Task to carry out: Write each line exactly as it stands, from the line containing "Parse this screenshot: output" through the end of the data.

Items listed in a dataset

───

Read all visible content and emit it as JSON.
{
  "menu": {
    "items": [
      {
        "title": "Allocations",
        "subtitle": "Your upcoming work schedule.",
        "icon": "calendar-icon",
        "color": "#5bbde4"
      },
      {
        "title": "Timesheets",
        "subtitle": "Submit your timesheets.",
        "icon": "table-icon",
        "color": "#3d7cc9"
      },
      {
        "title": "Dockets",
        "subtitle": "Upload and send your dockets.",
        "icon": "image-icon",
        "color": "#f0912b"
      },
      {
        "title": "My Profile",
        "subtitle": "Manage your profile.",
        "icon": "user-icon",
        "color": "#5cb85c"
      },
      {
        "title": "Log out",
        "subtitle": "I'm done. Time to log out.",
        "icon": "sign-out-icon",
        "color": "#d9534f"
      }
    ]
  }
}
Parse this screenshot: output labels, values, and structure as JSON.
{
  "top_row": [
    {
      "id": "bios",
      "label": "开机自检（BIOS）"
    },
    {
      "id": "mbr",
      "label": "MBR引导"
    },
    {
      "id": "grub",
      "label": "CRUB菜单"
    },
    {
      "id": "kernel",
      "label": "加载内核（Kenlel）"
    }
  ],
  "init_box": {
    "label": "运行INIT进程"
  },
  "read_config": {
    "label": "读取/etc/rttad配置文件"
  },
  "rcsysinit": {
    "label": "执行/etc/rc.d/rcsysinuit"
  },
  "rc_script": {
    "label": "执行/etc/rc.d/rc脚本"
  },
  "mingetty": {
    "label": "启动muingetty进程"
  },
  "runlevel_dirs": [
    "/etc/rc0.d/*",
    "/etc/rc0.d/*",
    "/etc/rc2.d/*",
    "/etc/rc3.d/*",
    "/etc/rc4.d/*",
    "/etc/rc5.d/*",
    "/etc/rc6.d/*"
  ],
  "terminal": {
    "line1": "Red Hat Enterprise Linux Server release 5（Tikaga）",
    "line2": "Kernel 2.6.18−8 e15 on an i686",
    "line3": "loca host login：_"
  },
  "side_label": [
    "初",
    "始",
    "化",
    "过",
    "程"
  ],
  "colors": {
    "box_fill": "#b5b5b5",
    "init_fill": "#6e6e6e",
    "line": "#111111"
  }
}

───

Written answer:
Parse this screenshot: output labels, values, and structure as JSON.
{
  "top_row": [
    {
      "id": "bios",
      "label": "开机自检（BIOS）"
    },
    {
      "id": "mbr",
      "label": "MBR引导"
    },
    {
      "id": "grub",
      "label": "CRUB菜单"
    },
    {
      "id": "kernel",
      "label": "加载内核（Kenlel）"
    }
  ],
  "init_box": {
    "label": "运行INIT进程"
  },
  "read_config": {
    "label": "读取/etc/rttad配置文件"
  },
  "rcsysinit": {
    "label": "执行/etc/rc.d/rcsysinuit"
  },
  "rc_script": {
    "label": "执行/etc/rc.d/rc脚本"
  },
  "mingetty": {
    "label": "启动muingetty进程"
  },
  "runlevel_dirs": [
    "/etc/rc0.d/*",
    "/etc/rc0.d/*",
    "/etc/rc2.d/*",
    "/etc/rc3.d/*",
    "/etc/rc4.d/*",
    "/etc/rc5.d/*",
    "/etc/rc6.d/*"
  ],
  "terminal": {
    "line1": "Red Hat Enterprise Linux Server release 5（Tikaga）",
    "line2": "Kernel 2.6.18−8 e15 on an i686",
    "line3": "loca host login：_"
  },
  "side_label": [
    "初",
    "始",
    "化",
    "过",
    "程"
  ],
  "colors": {
    "box_fill": "#b5b5b5",
    "init_fill": "#6e6e6e",
    "line": "#111111"
  }
}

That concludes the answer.